PROBLEM TO WORK ON -> Using the records that follow, copy every line containing the word "subtitle".

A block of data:
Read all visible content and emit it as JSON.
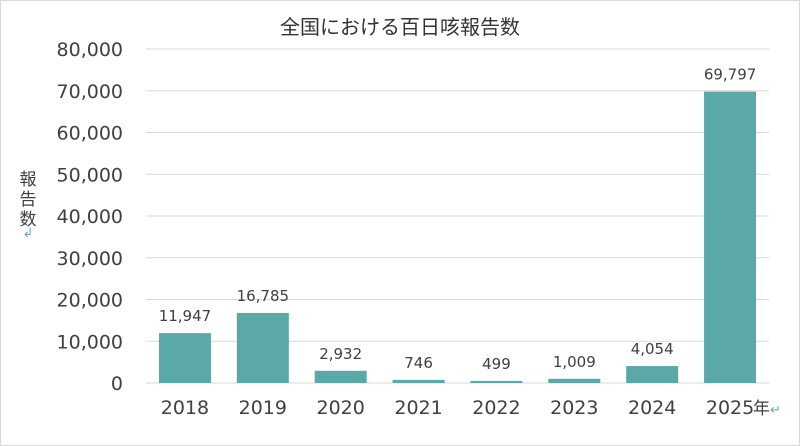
{
  "chart_data": {
    "type": "bar",
    "title": "全国における百日咳報告数",
    "categories": [
      "2018",
      "2019",
      "2020",
      "2021",
      "2022",
      "2023",
      "2024",
      "2025"
    ],
    "values": [
      11947,
      16785,
      2932,
      746,
      499,
      1009,
      4054,
      69797
    ],
    "value_labels": [
      "11,947",
      "16,785",
      "2,932",
      "746",
      "499",
      "1,009",
      "4,054",
      "69,797"
    ],
    "xlabel": "年",
    "ylabel": "報告数",
    "ylim": [
      0,
      80000
    ],
    "yticks": [
      0,
      10000,
      20000,
      30000,
      40000,
      50000,
      60000,
      70000,
      80000
    ],
    "ytick_labels": [
      "0",
      "10,000",
      "20,000",
      "30,000",
      "40,000",
      "50,000",
      "60,000",
      "70,000",
      "80,000"
    ],
    "grid": true,
    "legend": "none",
    "bar_color": "#5ba8a8",
    "grid_color": "#d9d9d9",
    "text_color": "#404040",
    "mark_color": "#6aa8c8"
  }
}
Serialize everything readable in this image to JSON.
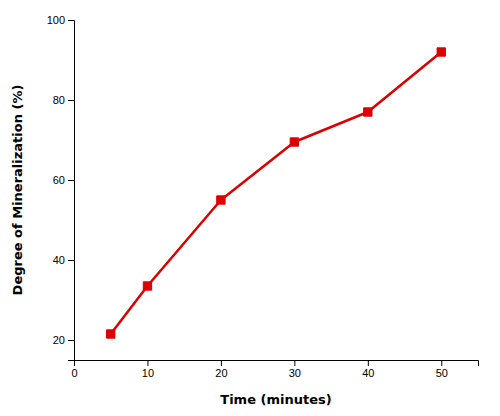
{
  "chart_data": {
    "type": "line",
    "xlabel": "Time (minutes)",
    "ylabel": "Degree of Mineralization (%)",
    "x": [
      5,
      10,
      20,
      30,
      40,
      50
    ],
    "values": [
      21.5,
      33.5,
      55.0,
      69.5,
      77.0,
      92.0
    ],
    "color": "#dd0000",
    "marker": "square",
    "xlim": [
      0,
      55
    ],
    "ylim": [
      15,
      100
    ],
    "xticks": [
      0,
      10,
      20,
      30,
      40,
      50
    ],
    "yticks": [
      20,
      40,
      60,
      80,
      100
    ]
  }
}
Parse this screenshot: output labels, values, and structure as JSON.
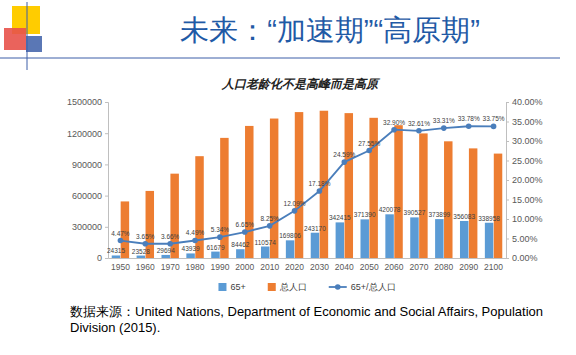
{
  "header": {
    "title": "未来：“加速期”“高原期”"
  },
  "chart_data": {
    "type": "bar",
    "title": "人口老龄化不是高峰而是高原",
    "categories": [
      "1950",
      "1960",
      "1970",
      "1980",
      "1990",
      "2000",
      "2010",
      "2020",
      "2030",
      "2040",
      "2050",
      "2060",
      "2070",
      "2080",
      "2090",
      "2100"
    ],
    "series": [
      {
        "name": "65+",
        "type": "bar",
        "color": "#5b9bd5",
        "data_labels": true,
        "values": [
          24315,
          23528,
          29694,
          43939,
          61679,
          84462,
          110574,
          169806,
          243170,
          342415,
          371390,
          420078,
          390527,
          373899,
          356083,
          338958
        ]
      },
      {
        "name": "总人口",
        "type": "bar",
        "color": "#ed7d31",
        "values": [
          544000,
          645000,
          811000,
          979000,
          1155000,
          1270000,
          1341000,
          1403000,
          1416000,
          1393000,
          1348000,
          1277000,
          1198000,
          1122000,
          1054000,
          1004000
        ]
      },
      {
        "name": "65+/总人口",
        "type": "line",
        "axis": "y2",
        "color": "#4a7ebb",
        "marker": "circle",
        "line_style": "solid",
        "data_labels": true,
        "values": [
          4.47,
          3.65,
          3.66,
          4.49,
          5.34,
          6.65,
          8.25,
          12.09,
          17.18,
          24.59,
          27.55,
          32.9,
          32.61,
          33.31,
          33.78,
          33.75
        ],
        "value_labels": [
          "4.47%",
          "3.65%",
          "3.66%",
          "4.49%",
          "5.34%",
          "6.65%",
          "8.25%",
          "12.09%",
          "17.18%",
          "24.59%",
          "27.55%",
          "32.90%",
          "32.61%",
          "33.31%",
          "33.78%",
          "33.75%"
        ]
      }
    ],
    "ylim": [
      0,
      1500000
    ],
    "yticks": [
      0,
      300000,
      600000,
      900000,
      1200000,
      1500000
    ],
    "y2lim": [
      0,
      40
    ],
    "y2ticks": [
      {
        "value": 0,
        "label": "0.00%"
      },
      {
        "value": 5,
        "label": "5.00%"
      },
      {
        "value": 10,
        "label": "10.00%"
      },
      {
        "value": 15,
        "label": "15.00%"
      },
      {
        "value": 20,
        "label": "20.00%"
      },
      {
        "value": 25,
        "label": "25.00%"
      },
      {
        "value": 30,
        "label": "30.00%"
      },
      {
        "value": 35,
        "label": "35.00%"
      },
      {
        "value": 40,
        "label": "40.00%"
      }
    ],
    "grid": false,
    "legend": "bottom"
  },
  "footer": {
    "source": "数据来源：United Nations, Department of Economic and Social Affairs, Population Division (2015)."
  }
}
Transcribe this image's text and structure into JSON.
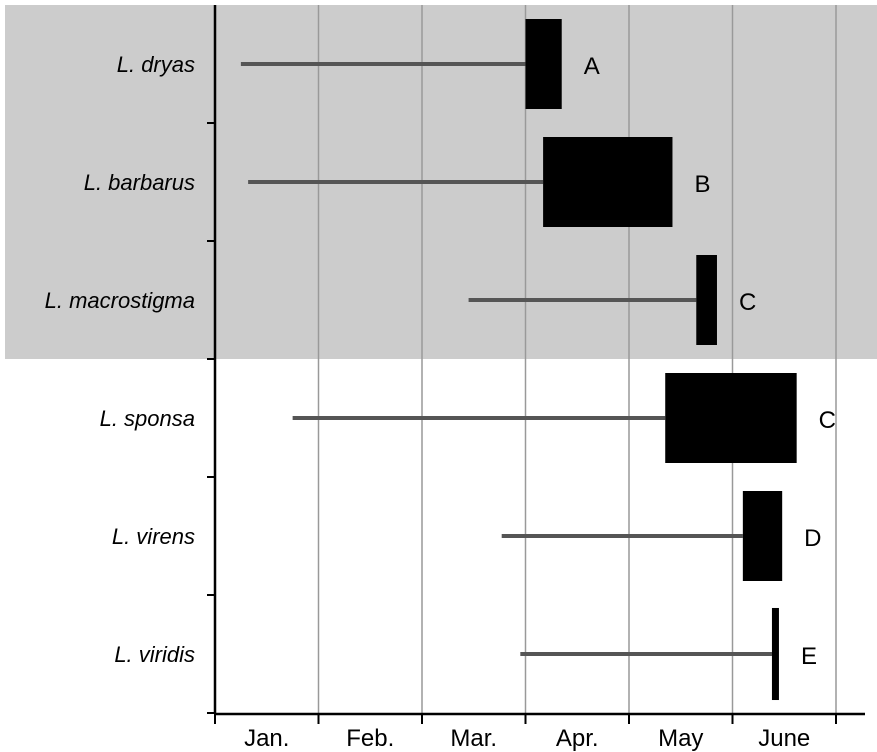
{
  "chart_data": {
    "type": "bar",
    "x_axis": {
      "unit": "month",
      "range": [
        0,
        6.0
      ],
      "tick_labels": [
        "Jan.",
        "Feb.",
        "Mar.",
        "Apr.",
        "May",
        "June"
      ],
      "grid": true
    },
    "shaded_group": {
      "species": [
        "L. dryas",
        "L. barbarus",
        "L. macrostigma"
      ],
      "color": "#cccccc"
    },
    "series": [
      {
        "species": "L. dryas",
        "line_start": 0.25,
        "bar_start": 3.0,
        "bar_end": 3.35,
        "group": "A"
      },
      {
        "species": "L. barbarus",
        "line_start": 0.32,
        "bar_start": 3.17,
        "bar_end": 4.42,
        "group": "B"
      },
      {
        "species": "L. macrostigma",
        "line_start": 2.45,
        "bar_start": 4.65,
        "bar_end": 4.85,
        "group": "C"
      },
      {
        "species": "L. sponsa",
        "line_start": 0.75,
        "bar_start": 4.35,
        "bar_end": 5.62,
        "group": "C"
      },
      {
        "species": "L. virens",
        "line_start": 2.77,
        "bar_start": 5.1,
        "bar_end": 5.48,
        "group": "D"
      },
      {
        "species": "L. viridis",
        "line_start": 2.95,
        "bar_start": 5.39,
        "bar_end": 5.44,
        "group": "E"
      }
    ],
    "colors": {
      "bar": "#000000",
      "line": "#555555",
      "grid": "#999999",
      "shade": "#cccccc"
    }
  }
}
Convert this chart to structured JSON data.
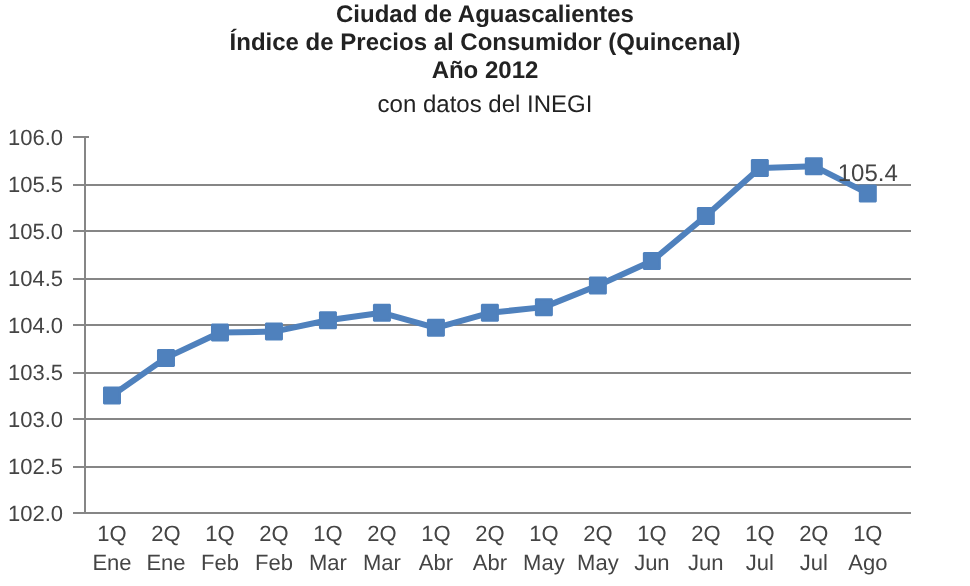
{
  "chart_data": {
    "type": "line",
    "title": "Ciudad de Aguascalientes\nÍndice de Precios al Consumidor (Quincenal)\nAño 2012",
    "subtitle": "con datos del INEGI",
    "categories": [
      "1Q\nEne",
      "2Q\nEne",
      "1Q\nFeb",
      "2Q\nFeb",
      "1Q\nMar",
      "2Q\nMar",
      "1Q\nAbr",
      "2Q\nAbr",
      "1Q\nMay",
      "2Q\nMay",
      "1Q\nJun",
      "2Q\nJun",
      "1Q\nJul",
      "2Q\nJul",
      "1Q\nAgo"
    ],
    "series": [
      {
        "color": "#4f81bd",
        "values": [
          103.25,
          103.65,
          103.92,
          103.93,
          104.05,
          104.13,
          103.97,
          104.13,
          104.19,
          104.42,
          104.68,
          105.16,
          105.67,
          105.69,
          105.4
        ],
        "value_labels": [
          null,
          null,
          null,
          null,
          null,
          null,
          null,
          null,
          null,
          null,
          null,
          null,
          null,
          null,
          "105.4"
        ]
      }
    ],
    "ylim": [
      102.0,
      106.0
    ],
    "yticks": [
      {
        "value": 102,
        "label": "102.0"
      },
      {
        "value": 102.5,
        "label": "102.5"
      },
      {
        "value": 103,
        "label": "103.0"
      },
      {
        "value": 103.5,
        "label": "103.5"
      },
      {
        "value": 104,
        "label": "104.0"
      },
      {
        "value": 104.5,
        "label": "104.5"
      },
      {
        "value": 105,
        "label": "105.0"
      },
      {
        "value": 105.5,
        "label": "105.5"
      },
      {
        "value": 106,
        "label": "106.0"
      }
    ],
    "grid": "y",
    "marker": "square",
    "line_style": "solid"
  }
}
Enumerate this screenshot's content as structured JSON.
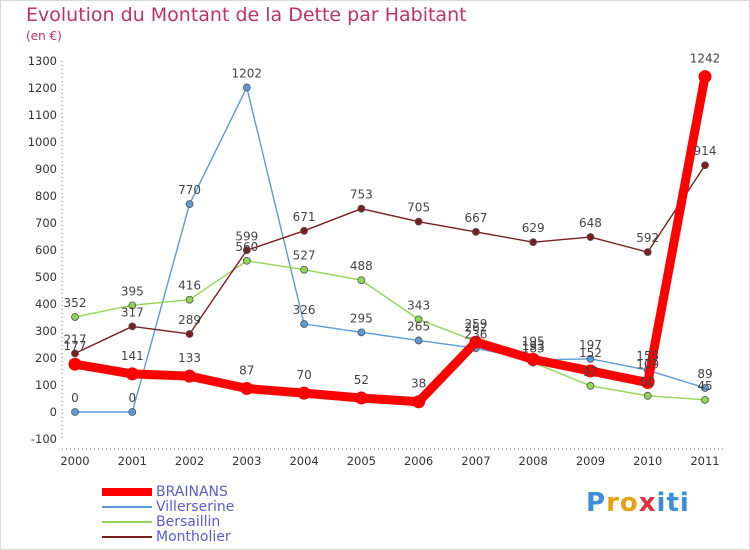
{
  "title": "Evolution du Montant de la Dette par Habitant",
  "subtitle": "(en €)",
  "logo": {
    "letters": [
      "P",
      "r",
      "o",
      "x",
      "i",
      "t",
      "i"
    ],
    "colors": [
      "#3b8fd9",
      "#e8a30c",
      "#e8a30c",
      "#e0303a",
      "#3b8fd9",
      "#3b8fd9",
      "#3b8fd9"
    ]
  },
  "chart_data": {
    "type": "line",
    "title": "Evolution du Montant de la Dette par Habitant",
    "ylabel": "(en €)",
    "x": [
      "2000",
      "2001",
      "2002",
      "2003",
      "2004",
      "2005",
      "2006",
      "2007",
      "2008",
      "2009",
      "2010",
      "2011"
    ],
    "ylim": [
      -100,
      1300
    ],
    "yticks": [
      -100,
      0,
      100,
      200,
      300,
      400,
      500,
      600,
      700,
      800,
      900,
      1000,
      1100,
      1200,
      1300
    ],
    "grid": false,
    "legend_position": "bottom-left",
    "series": [
      {
        "name": "BRAINANS",
        "color": "#ff0000",
        "values": [
          177,
          141,
          133,
          87,
          70,
          52,
          38,
          259,
          195,
          152,
          109,
          1242
        ],
        "labels": [
          "177",
          "141",
          "133",
          "87",
          "70",
          "52",
          "38",
          "259",
          "195",
          "152",
          "109",
          "1242"
        ]
      },
      {
        "name": "Villerserine",
        "color": "#5b9bd5",
        "values": [
          0,
          0,
          770,
          1202,
          326,
          295,
          265,
          236,
          193,
          197,
          155,
          89
        ],
        "labels": [
          "0",
          "0",
          "770",
          "1202",
          "326",
          "295",
          "265",
          "236",
          "193",
          "197",
          "155",
          "89"
        ]
      },
      {
        "name": "Bersaillin",
        "color": "#8ed653",
        "values": [
          352,
          395,
          416,
          560,
          527,
          488,
          343,
          262,
          183,
          97,
          60,
          45
        ],
        "labels": [
          "352",
          "395",
          "416",
          "560",
          "527",
          "488",
          "343",
          "262",
          "183",
          "97",
          "60",
          "45"
        ]
      },
      {
        "name": "Montholier",
        "color": "#7b1e1e",
        "values": [
          217,
          317,
          289,
          599,
          671,
          753,
          705,
          667,
          629,
          648,
          592,
          914
        ],
        "labels": [
          "217",
          "317",
          "289",
          "599",
          "671",
          "753",
          "705",
          "667",
          "629",
          "648",
          "592",
          "914"
        ]
      }
    ]
  }
}
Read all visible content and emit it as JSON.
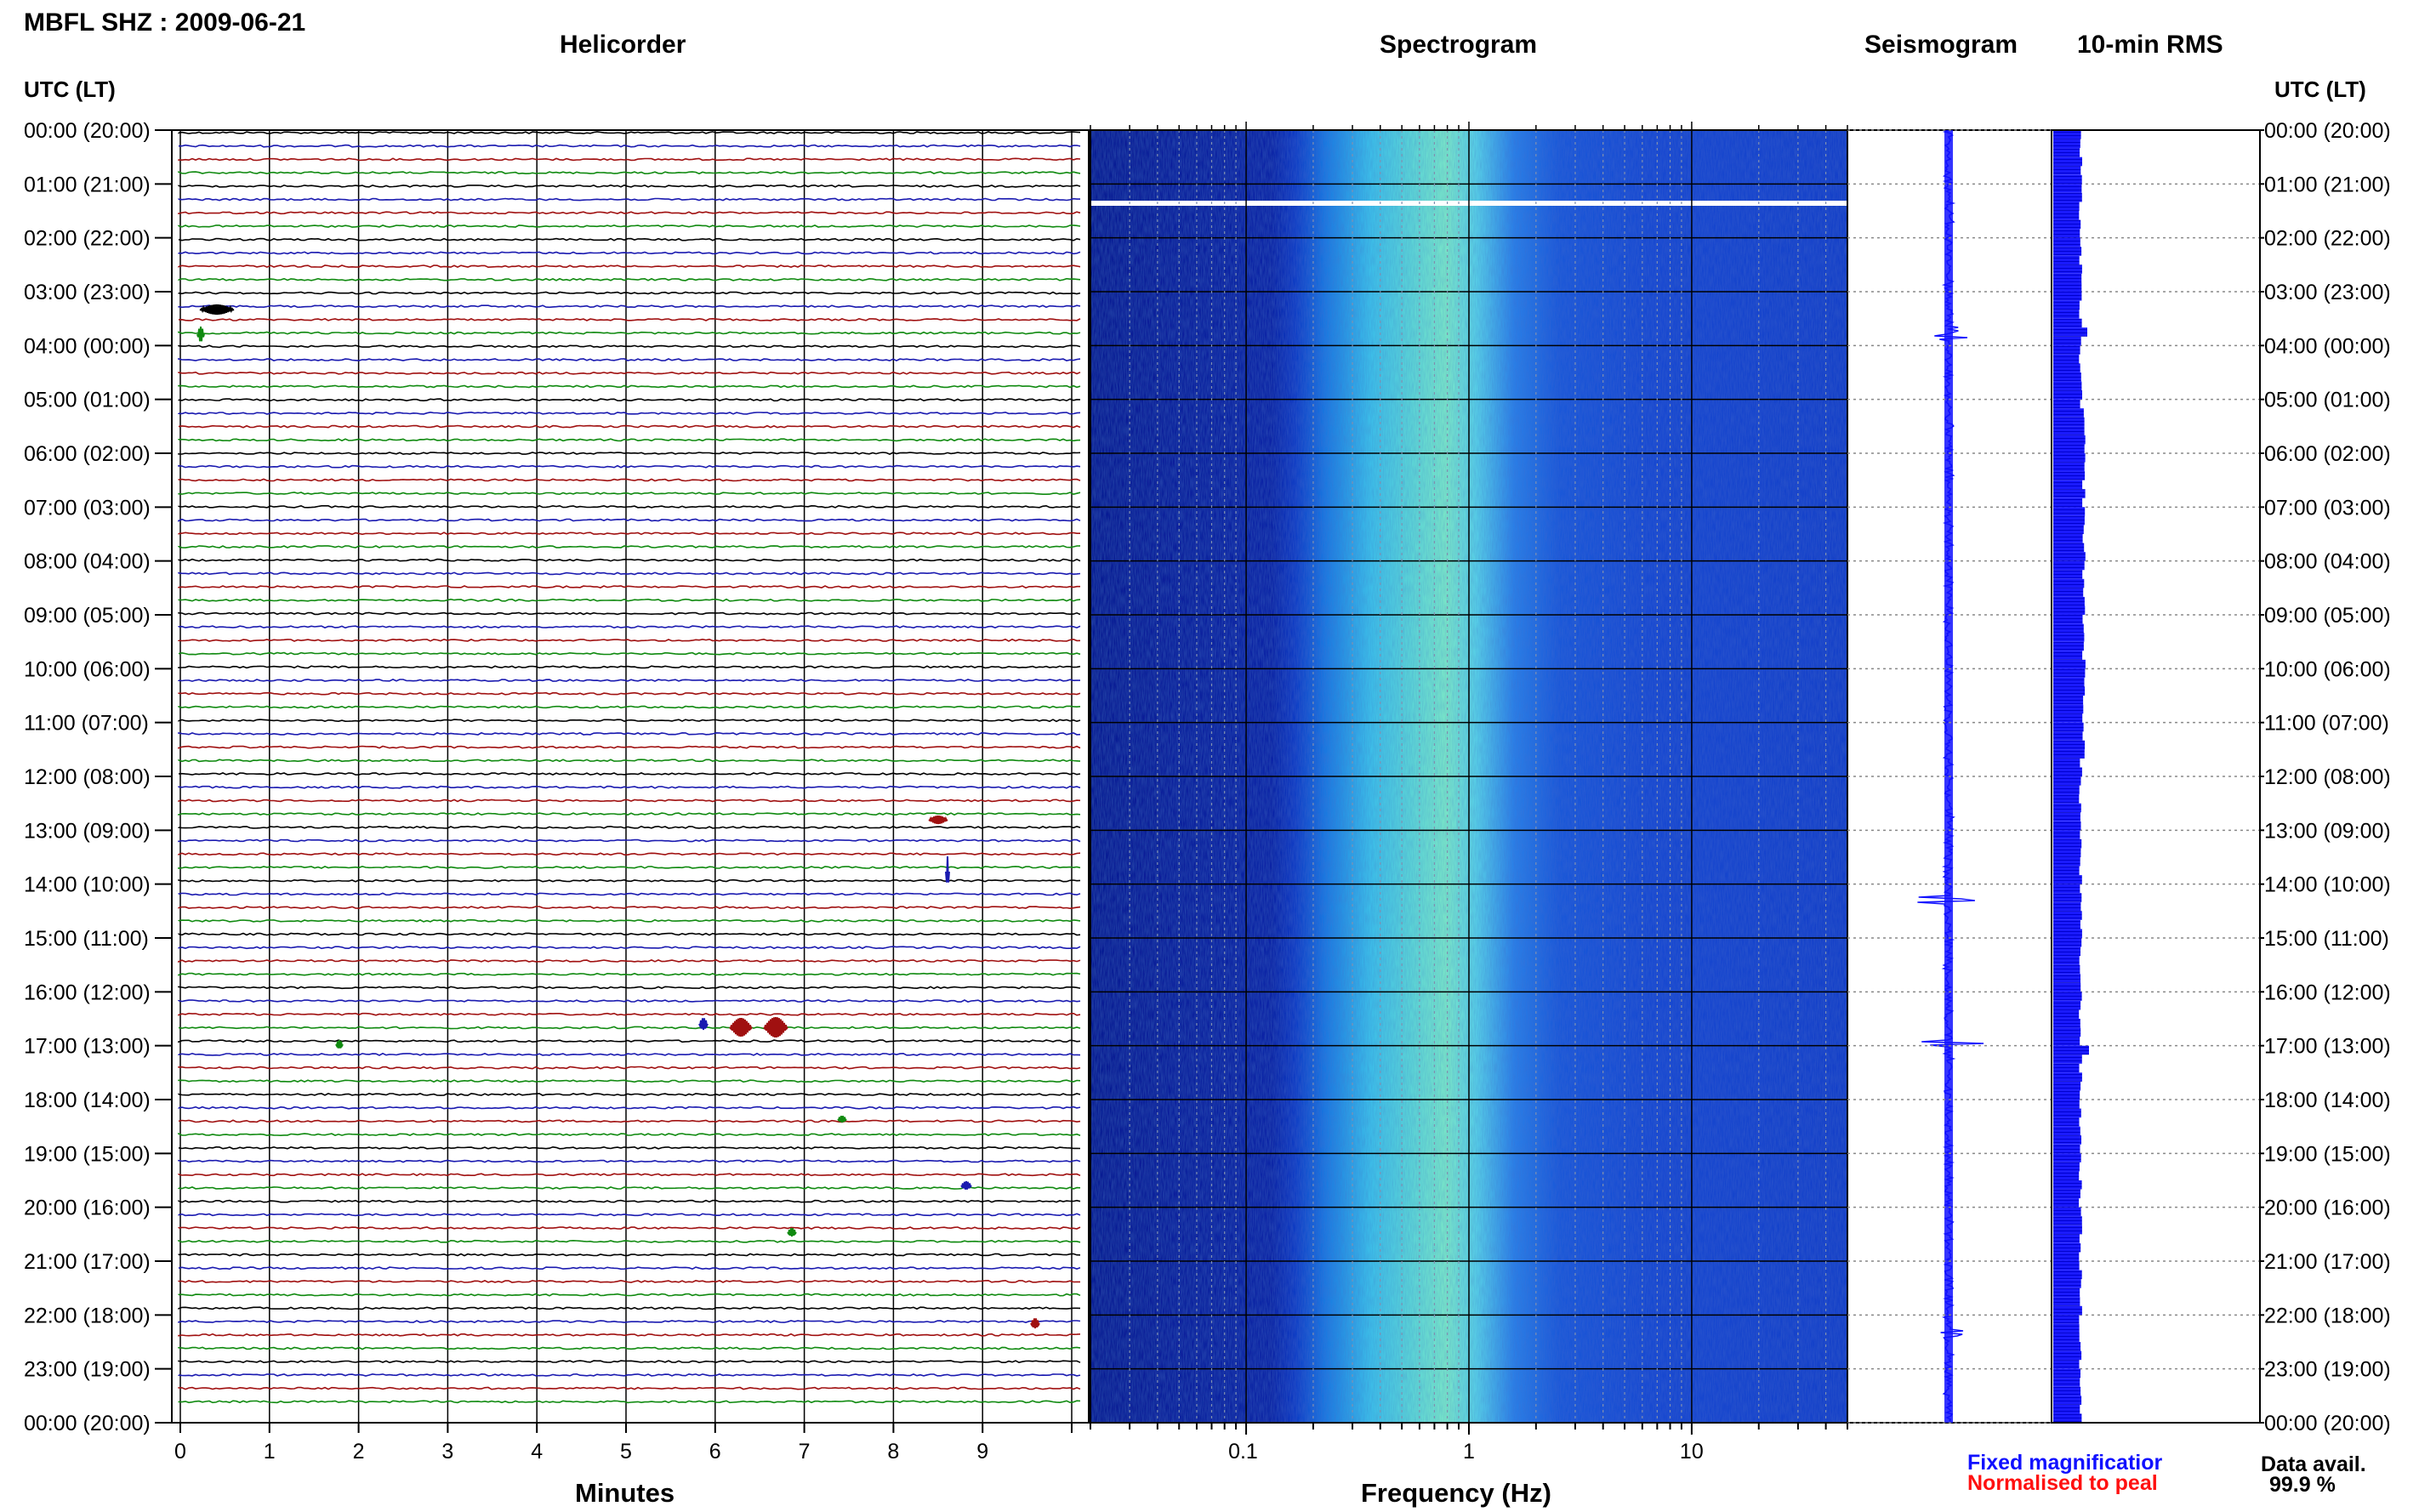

ANSWER TO THE TASK ->
    "subtitle": "con datos del INEGI",
  "subtitle": "(en €)",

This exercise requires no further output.